* [Stated exercise]: Repeat every record below exactly as it appears.

* [Given data]:
☆ ☆ ☆

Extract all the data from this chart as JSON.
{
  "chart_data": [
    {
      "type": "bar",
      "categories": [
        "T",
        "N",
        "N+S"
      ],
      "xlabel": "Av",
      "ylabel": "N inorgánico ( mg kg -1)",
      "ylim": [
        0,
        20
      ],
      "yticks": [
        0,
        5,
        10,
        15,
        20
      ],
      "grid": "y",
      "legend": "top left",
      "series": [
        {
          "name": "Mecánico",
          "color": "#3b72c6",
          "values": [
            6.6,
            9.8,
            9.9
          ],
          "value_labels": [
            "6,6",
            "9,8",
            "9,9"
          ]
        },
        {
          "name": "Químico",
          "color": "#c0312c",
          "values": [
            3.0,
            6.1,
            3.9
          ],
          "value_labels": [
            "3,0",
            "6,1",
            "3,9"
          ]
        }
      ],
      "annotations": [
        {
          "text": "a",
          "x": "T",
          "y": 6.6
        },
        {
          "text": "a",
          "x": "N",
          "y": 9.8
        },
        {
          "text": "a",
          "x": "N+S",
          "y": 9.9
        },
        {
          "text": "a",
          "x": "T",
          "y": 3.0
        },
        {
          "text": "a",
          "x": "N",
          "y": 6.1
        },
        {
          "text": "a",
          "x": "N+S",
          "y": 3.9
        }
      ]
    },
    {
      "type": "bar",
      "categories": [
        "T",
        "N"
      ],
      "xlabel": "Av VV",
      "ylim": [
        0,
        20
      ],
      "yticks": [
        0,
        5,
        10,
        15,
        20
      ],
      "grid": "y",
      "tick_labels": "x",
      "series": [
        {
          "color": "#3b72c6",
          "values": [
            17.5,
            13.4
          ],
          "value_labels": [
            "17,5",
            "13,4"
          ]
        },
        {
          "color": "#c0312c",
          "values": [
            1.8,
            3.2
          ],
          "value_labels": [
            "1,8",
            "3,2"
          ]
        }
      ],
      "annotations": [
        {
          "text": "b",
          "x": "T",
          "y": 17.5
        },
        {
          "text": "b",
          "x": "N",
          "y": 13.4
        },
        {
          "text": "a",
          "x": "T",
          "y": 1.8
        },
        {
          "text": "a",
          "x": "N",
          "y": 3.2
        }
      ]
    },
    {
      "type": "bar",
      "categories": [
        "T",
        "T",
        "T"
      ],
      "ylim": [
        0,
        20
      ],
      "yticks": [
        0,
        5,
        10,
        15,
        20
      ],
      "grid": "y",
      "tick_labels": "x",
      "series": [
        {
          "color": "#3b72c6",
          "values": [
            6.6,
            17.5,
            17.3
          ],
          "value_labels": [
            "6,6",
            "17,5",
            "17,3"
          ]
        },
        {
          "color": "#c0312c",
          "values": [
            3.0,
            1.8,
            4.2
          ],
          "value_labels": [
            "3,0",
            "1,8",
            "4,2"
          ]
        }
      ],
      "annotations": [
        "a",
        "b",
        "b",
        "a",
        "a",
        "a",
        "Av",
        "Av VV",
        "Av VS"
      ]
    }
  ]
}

☆ ☆ ☆

* [Written response]:
Extract all the data from this chart as JSON.
{
  "chart_data": [
    {
      "type": "bar",
      "categories": [
        "T",
        "N",
        "N+S"
      ],
      "xlabel": "Av",
      "ylabel": "N inorgánico ( mg kg -1)",
      "ylim": [
        0,
        20
      ],
      "yticks": [
        0,
        5,
        10,
        15,
        20
      ],
      "grid": "y",
      "legend": "top left",
      "series": [
        {
          "name": "Mecánico",
          "color": "#3b72c6",
          "values": [
            6.6,
            9.8,
            9.9
          ],
          "value_labels": [
            "6,6",
            "9,8",
            "9,9"
          ]
        },
        {
          "name": "Químico",
          "color": "#c0312c",
          "values": [
            3.0,
            6.1,
            3.9
          ],
          "value_labels": [
            "3,0",
            "6,1",
            "3,9"
          ]
        }
      ],
      "annotations": [
        {
          "text": "a",
          "x": "T",
          "y": 6.6
        },
        {
          "text": "a",
          "x": "N",
          "y": 9.8
        },
        {
          "text": "a",
          "x": "N+S",
          "y": 9.9
        },
        {
          "text": "a",
          "x": "T",
          "y": 3.0
        },
        {
          "text": "a",
          "x": "N",
          "y": 6.1
        },
        {
          "text": "a",
          "x": "N+S",
          "y": 3.9
        }
      ]
    },
    {
      "type": "bar",
      "categories": [
        "T",
        "N"
      ],
      "xlabel": "Av VV",
      "ylim": [
        0,
        20
      ],
      "yticks": [
        0,
        5,
        10,
        15,
        20
      ],
      "grid": "y",
      "tick_labels": "x",
      "series": [
        {
          "color": "#3b72c6",
          "values": [
            17.5,
            13.4
          ],
          "value_labels": [
            "17,5",
            "13,4"
          ]
        },
        {
          "color": "#c0312c",
          "values": [
            1.8,
            3.2
          ],
          "value_labels": [
            "1,8",
            "3,2"
          ]
        }
      ],
      "annotations": [
        {
          "text": "b",
          "x": "T",
          "y": 17.5
        },
        {
          "text": "b",
          "x": "N",
          "y": 13.4
        },
        {
          "text": "a",
          "x": "T",
          "y": 1.8
        },
        {
          "text": "a",
          "x": "N",
          "y": 3.2
        }
      ]
    },
    {
      "type": "bar",
      "categories": [
        "T",
        "T",
        "T"
      ],
      "ylim": [
        0,
        20
      ],
      "yticks": [
        0,
        5,
        10,
        15,
        20
      ],
      "grid": "y",
      "tick_labels": "x",
      "series": [
        {
          "color": "#3b72c6",
          "values": [
            6.6,
            17.5,
            17.3
          ],
          "value_labels": [
            "6,6",
            "17,5",
            "17,3"
          ]
        },
        {
          "color": "#c0312c",
          "values": [
            3.0,
            1.8,
            4.2
          ],
          "value_labels": [
            "3,0",
            "1,8",
            "4,2"
          ]
        }
      ],
      "annotations": [
        "a",
        "b",
        "b",
        "a",
        "a",
        "a",
        "Av",
        "Av VV",
        "Av VS"
      ]
    }
  ]
}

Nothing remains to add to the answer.